• _DESCRIPTION OF THE TASK_: Pick out each line containing the string "jerseys".
- - - - - - -
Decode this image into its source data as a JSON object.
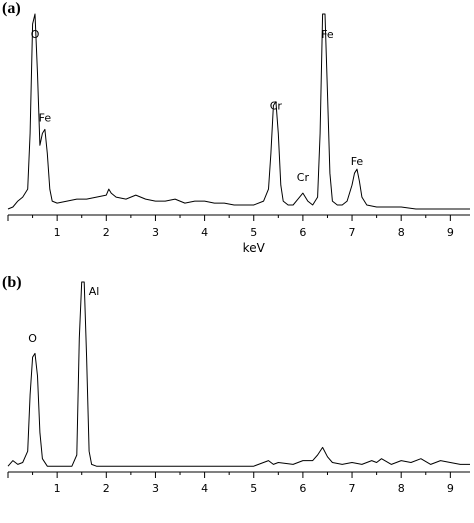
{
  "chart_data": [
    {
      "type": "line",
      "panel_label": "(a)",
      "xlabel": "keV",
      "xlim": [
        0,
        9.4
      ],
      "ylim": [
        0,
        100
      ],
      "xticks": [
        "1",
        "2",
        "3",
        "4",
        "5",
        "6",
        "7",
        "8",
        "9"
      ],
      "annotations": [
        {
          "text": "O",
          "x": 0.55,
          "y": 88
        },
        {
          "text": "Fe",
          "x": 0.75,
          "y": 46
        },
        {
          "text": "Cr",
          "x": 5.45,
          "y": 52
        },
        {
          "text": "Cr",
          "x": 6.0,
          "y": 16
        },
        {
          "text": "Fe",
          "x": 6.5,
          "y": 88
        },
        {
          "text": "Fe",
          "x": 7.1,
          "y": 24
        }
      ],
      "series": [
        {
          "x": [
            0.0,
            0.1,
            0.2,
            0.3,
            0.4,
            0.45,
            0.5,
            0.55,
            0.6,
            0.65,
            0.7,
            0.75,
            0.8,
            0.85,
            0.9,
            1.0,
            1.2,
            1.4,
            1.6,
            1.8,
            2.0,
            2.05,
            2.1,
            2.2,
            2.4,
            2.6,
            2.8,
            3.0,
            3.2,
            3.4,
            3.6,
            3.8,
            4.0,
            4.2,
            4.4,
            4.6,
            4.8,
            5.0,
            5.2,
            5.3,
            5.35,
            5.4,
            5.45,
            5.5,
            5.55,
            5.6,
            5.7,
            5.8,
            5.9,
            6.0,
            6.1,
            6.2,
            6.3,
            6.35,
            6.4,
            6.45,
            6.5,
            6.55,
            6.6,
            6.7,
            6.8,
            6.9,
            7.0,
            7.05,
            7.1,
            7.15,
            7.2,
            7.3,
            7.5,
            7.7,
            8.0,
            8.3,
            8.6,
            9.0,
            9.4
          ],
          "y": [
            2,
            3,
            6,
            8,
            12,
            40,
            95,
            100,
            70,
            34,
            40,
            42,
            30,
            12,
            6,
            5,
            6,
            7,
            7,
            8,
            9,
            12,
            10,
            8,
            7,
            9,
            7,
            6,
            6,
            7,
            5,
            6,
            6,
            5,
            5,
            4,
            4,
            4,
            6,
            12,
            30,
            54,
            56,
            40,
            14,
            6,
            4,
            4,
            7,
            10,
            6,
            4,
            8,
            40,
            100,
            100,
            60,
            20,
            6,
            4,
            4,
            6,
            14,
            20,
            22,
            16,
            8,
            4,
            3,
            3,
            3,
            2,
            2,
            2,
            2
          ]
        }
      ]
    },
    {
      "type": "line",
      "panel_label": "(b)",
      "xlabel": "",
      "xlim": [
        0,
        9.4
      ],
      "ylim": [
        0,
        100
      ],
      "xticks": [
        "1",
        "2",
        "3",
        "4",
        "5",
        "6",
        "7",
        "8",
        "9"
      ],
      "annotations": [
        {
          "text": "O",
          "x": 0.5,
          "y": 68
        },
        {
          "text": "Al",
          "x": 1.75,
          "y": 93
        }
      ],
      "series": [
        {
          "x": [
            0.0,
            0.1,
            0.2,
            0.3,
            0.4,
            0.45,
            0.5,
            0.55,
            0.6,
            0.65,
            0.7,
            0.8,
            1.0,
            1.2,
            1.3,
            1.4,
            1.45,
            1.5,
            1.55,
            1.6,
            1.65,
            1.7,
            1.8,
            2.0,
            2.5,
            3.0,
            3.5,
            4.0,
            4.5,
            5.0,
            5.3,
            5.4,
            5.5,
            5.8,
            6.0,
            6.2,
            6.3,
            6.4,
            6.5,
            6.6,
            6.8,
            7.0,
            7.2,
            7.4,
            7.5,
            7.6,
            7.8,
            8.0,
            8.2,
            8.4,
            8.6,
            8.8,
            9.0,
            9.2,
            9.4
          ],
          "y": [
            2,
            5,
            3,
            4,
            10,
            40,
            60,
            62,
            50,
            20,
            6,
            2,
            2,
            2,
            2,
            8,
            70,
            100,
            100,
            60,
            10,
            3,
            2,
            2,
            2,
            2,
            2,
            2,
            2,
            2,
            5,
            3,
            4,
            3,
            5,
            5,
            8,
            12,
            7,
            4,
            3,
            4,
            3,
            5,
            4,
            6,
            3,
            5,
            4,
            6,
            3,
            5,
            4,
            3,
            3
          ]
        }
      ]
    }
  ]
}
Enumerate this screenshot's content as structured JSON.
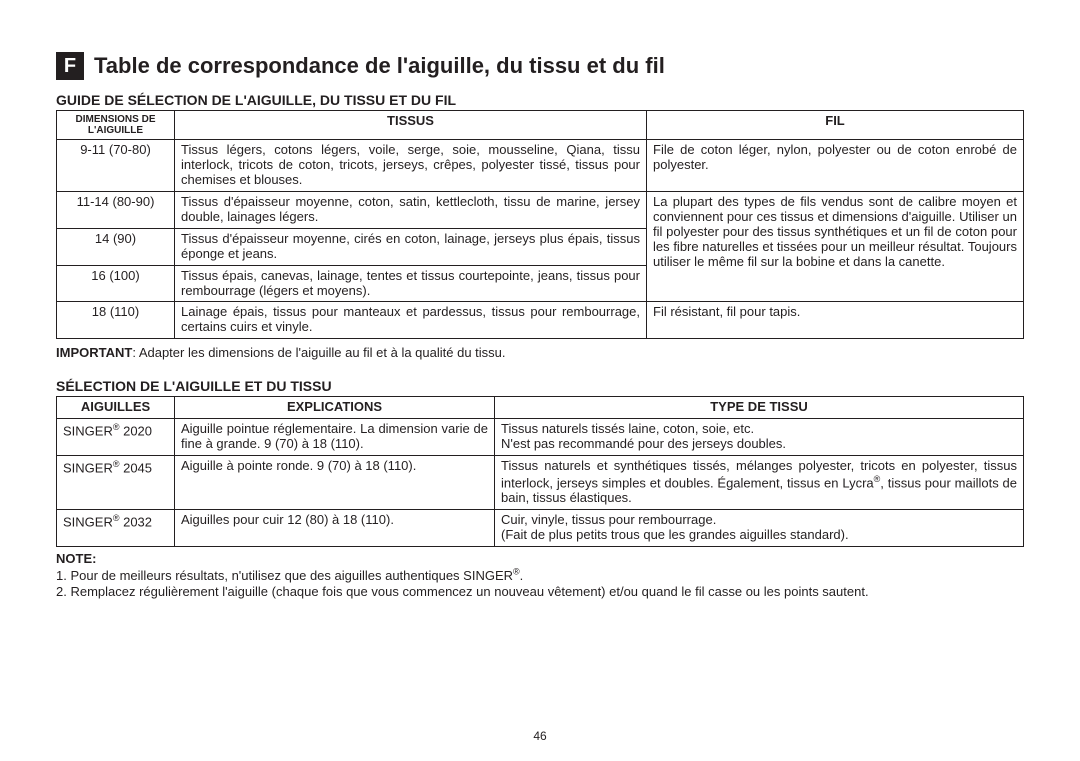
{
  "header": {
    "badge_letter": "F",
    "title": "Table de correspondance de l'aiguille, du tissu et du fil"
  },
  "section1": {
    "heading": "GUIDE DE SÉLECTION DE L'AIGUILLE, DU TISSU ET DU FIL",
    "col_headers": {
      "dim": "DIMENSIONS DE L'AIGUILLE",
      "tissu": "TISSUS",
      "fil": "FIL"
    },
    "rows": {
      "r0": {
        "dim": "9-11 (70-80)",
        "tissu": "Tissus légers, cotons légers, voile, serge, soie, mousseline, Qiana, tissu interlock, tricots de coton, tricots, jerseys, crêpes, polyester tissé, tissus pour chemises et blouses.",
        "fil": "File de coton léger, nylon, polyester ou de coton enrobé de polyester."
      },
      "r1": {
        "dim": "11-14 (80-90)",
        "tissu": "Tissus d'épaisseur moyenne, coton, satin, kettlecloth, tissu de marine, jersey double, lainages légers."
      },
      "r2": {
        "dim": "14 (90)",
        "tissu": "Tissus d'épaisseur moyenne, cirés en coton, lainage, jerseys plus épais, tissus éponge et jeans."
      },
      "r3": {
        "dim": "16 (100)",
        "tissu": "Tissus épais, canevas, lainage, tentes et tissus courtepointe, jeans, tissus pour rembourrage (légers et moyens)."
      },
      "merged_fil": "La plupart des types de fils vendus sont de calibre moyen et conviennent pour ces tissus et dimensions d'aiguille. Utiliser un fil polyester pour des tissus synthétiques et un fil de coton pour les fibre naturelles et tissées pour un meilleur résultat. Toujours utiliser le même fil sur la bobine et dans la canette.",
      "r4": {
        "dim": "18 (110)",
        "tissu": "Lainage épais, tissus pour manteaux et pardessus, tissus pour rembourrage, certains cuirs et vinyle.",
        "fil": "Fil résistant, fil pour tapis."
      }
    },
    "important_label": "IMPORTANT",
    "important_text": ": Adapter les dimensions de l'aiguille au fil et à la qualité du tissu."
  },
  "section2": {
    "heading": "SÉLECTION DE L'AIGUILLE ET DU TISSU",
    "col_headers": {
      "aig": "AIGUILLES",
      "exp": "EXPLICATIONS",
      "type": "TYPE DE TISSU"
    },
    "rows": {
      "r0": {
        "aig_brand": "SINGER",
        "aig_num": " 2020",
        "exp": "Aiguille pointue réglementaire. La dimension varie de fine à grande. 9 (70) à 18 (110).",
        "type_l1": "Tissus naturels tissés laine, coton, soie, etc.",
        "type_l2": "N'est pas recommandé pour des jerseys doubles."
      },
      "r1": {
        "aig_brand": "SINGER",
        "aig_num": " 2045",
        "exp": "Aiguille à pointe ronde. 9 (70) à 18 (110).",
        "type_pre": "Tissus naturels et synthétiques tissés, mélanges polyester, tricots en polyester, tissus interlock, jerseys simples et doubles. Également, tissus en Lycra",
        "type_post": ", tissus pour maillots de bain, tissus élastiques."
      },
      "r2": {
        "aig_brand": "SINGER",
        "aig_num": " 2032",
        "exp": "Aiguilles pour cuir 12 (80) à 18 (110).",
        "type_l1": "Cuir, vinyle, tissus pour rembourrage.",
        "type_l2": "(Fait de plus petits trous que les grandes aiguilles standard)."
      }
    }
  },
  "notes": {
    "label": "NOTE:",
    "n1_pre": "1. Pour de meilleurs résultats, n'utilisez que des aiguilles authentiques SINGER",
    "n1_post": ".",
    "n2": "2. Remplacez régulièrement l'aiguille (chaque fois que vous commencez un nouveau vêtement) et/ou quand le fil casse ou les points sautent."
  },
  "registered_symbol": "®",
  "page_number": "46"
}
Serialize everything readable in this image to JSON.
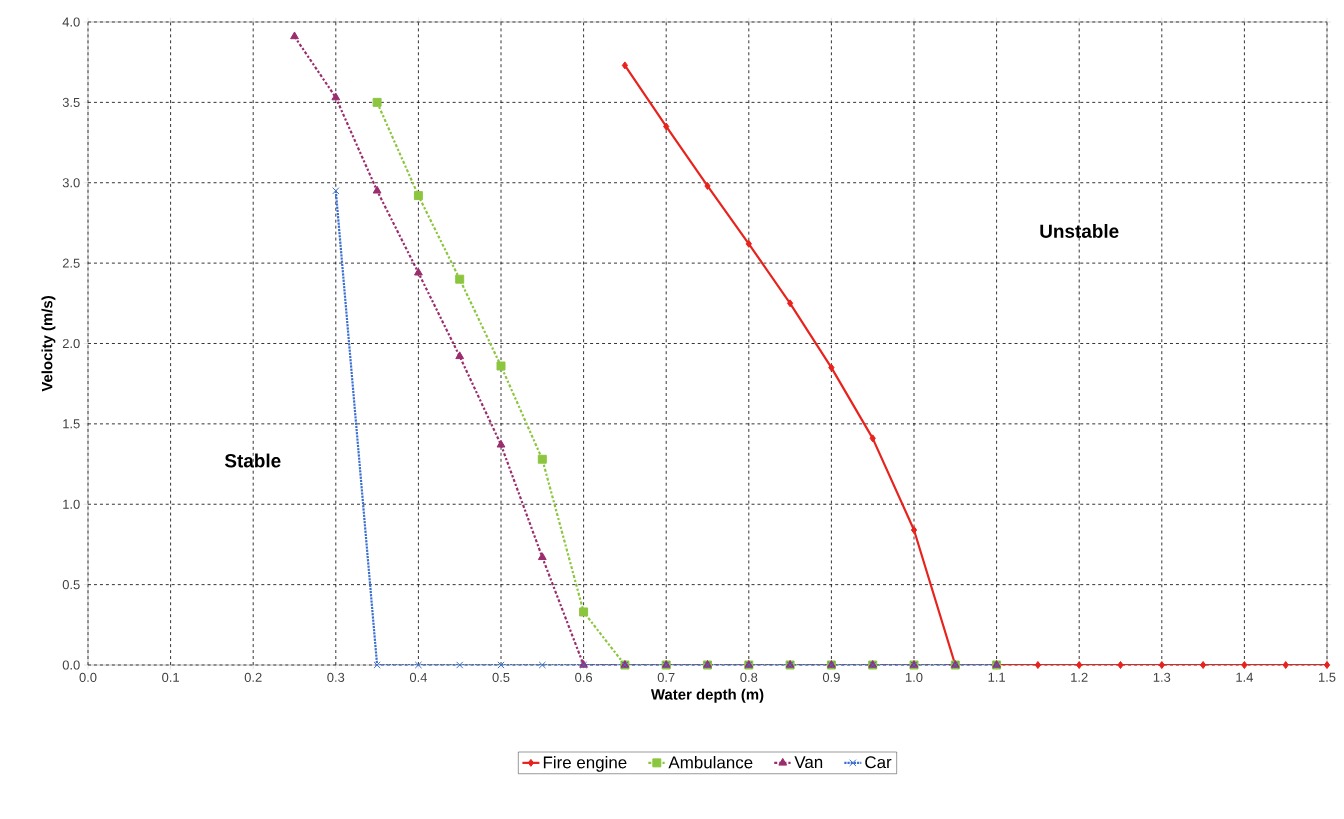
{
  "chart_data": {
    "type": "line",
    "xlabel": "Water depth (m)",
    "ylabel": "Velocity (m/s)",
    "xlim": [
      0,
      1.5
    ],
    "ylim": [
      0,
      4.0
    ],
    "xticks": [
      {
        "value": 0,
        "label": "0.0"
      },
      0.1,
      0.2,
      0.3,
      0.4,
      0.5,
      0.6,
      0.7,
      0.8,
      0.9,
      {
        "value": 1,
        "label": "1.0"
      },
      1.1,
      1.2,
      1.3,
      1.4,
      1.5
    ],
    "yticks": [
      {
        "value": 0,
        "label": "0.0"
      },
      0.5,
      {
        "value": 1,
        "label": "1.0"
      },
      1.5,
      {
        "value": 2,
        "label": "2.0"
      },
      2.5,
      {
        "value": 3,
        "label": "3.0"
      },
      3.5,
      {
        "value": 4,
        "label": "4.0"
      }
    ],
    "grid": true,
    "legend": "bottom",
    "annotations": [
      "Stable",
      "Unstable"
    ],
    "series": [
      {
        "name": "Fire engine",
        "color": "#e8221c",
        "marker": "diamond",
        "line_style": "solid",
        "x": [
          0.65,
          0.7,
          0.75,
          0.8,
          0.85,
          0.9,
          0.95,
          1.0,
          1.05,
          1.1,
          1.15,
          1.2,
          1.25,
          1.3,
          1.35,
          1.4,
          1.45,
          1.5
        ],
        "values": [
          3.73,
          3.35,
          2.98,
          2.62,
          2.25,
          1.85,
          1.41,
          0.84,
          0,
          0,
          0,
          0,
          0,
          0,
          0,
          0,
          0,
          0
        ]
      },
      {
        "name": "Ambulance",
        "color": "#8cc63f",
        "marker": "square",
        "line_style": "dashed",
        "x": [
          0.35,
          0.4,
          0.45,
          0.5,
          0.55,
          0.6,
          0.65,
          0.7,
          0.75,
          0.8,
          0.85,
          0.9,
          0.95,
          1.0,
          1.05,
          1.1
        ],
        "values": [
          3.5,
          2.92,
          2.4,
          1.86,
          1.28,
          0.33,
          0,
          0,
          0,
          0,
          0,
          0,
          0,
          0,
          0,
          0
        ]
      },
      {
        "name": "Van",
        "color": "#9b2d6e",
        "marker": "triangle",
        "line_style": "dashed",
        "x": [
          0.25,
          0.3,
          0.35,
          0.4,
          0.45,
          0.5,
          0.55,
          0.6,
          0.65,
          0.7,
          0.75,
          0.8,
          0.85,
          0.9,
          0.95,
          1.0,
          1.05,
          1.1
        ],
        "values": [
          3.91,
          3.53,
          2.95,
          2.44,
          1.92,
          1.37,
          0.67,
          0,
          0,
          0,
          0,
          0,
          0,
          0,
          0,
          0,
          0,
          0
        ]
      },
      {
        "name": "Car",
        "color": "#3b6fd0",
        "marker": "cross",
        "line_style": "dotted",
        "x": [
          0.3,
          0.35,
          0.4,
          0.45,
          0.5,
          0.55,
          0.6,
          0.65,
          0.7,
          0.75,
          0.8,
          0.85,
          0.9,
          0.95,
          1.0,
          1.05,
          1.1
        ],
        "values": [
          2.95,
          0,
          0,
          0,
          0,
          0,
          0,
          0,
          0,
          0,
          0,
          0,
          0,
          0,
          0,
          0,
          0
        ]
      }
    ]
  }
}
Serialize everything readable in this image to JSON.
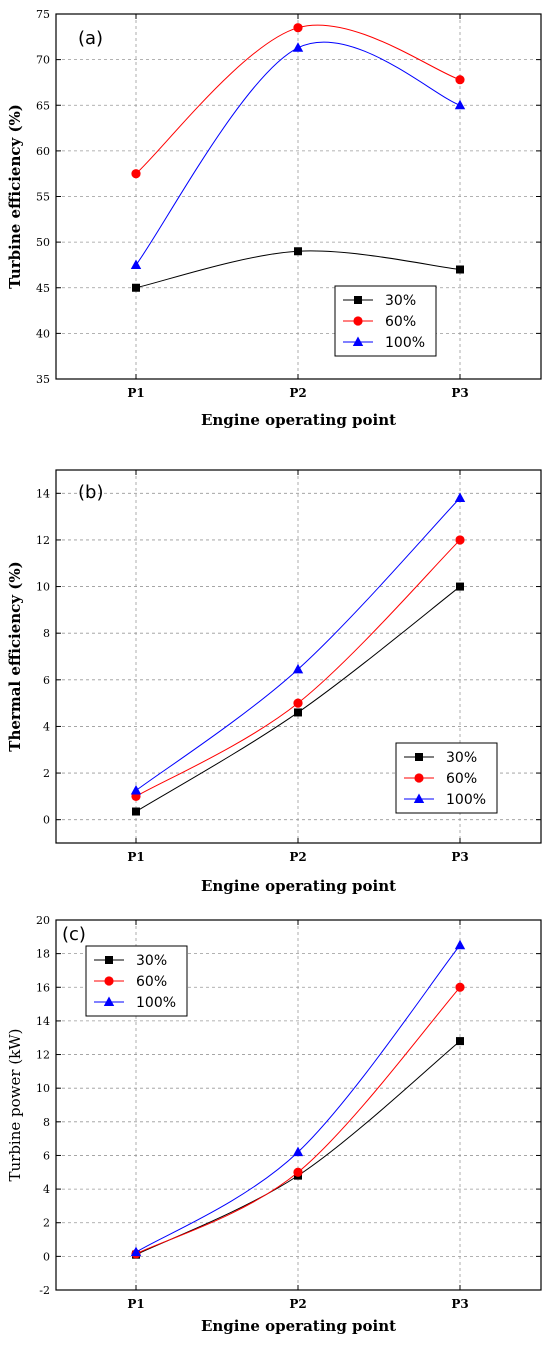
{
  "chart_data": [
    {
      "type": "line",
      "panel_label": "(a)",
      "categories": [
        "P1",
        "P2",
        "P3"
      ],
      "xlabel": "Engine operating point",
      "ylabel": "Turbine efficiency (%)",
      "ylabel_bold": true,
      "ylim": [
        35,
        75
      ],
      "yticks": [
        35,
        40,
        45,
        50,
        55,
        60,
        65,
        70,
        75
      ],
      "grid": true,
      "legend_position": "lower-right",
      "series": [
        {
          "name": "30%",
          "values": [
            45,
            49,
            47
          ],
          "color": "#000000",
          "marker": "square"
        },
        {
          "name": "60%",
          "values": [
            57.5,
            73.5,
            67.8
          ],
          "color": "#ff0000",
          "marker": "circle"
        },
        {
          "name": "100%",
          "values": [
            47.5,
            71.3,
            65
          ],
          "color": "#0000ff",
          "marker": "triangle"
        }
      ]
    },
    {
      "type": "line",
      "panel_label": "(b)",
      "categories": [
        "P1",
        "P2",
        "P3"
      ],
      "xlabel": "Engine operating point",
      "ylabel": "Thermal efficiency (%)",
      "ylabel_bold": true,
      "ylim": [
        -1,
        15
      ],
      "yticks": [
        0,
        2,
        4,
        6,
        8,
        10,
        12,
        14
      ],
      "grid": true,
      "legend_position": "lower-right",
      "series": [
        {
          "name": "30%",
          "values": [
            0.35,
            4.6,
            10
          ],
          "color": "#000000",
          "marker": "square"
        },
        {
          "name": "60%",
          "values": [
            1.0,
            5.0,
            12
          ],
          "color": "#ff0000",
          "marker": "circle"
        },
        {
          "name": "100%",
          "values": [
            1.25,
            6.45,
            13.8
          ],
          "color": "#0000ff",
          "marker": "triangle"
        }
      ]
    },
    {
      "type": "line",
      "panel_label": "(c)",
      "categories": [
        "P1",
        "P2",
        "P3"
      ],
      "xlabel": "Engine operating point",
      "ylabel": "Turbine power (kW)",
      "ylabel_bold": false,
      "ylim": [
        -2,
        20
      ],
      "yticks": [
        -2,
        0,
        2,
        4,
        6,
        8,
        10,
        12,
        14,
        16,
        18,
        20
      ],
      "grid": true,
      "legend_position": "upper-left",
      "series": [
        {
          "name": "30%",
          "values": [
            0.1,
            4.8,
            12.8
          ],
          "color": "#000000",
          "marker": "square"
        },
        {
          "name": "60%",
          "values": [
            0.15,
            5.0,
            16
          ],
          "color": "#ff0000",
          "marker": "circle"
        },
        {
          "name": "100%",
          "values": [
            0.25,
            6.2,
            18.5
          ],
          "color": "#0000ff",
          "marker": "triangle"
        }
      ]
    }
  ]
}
- - - - - - -
• _TASK SOLUTION_:
        "tissu": "Tissus légers, cotons légers, voile, serge, soie, mousseline, Qiana, tissu interlock, tricots de coton, tricots, jerseys, crêpes, polyester tissé, tissus pour chemises et blouses.",
        "tissu": "Tissus d'épaisseur moyenne, cirés en coton, lainage, jerseys plus épais, tissus éponge et jeans."
        "type_l2": "N'est pas recommandé pour des jerseys doubles."
        "type_pre": "Tissus naturels et synthétiques tissés, mélanges polyester, tricots en polyester, tissus interlock, jerseys simples et doubles. Également, tissus en Lycra",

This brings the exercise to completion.